**Your objective**
Find the string "name" in the records. Copy every line it appears in.

**Entries shown**
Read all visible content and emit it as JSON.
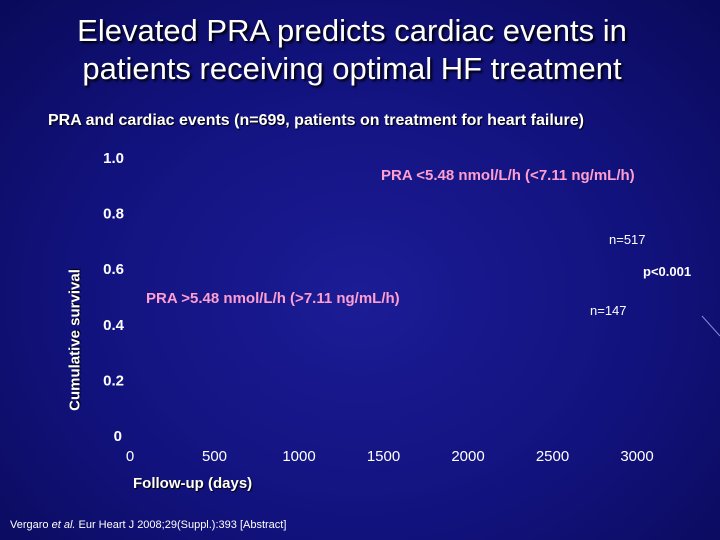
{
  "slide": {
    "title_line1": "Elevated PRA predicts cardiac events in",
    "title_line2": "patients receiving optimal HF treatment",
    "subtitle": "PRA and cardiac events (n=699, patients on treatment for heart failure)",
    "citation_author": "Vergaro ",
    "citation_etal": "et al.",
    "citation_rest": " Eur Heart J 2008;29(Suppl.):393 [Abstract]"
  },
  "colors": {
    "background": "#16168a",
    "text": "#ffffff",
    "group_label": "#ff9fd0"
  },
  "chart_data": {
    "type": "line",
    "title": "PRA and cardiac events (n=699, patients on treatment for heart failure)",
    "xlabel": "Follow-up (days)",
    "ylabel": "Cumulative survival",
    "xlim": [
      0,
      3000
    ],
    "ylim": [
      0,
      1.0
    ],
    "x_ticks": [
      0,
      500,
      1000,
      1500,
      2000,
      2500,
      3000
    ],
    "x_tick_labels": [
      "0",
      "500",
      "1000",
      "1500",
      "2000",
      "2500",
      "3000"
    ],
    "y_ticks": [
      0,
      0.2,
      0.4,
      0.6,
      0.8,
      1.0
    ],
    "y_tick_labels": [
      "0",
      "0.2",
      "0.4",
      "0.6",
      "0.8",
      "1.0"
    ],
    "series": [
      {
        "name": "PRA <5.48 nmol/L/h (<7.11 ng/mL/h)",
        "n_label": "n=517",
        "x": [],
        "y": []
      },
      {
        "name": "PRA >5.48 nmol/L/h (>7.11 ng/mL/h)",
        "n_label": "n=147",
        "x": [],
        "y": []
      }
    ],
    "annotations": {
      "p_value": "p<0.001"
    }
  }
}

**Answer box**
        "name": "PRA <5.48 nmol/L/h (<7.11 ng/mL/h)",
        "name": "PRA >5.48 nmol/L/h (>7.11 ng/mL/h)",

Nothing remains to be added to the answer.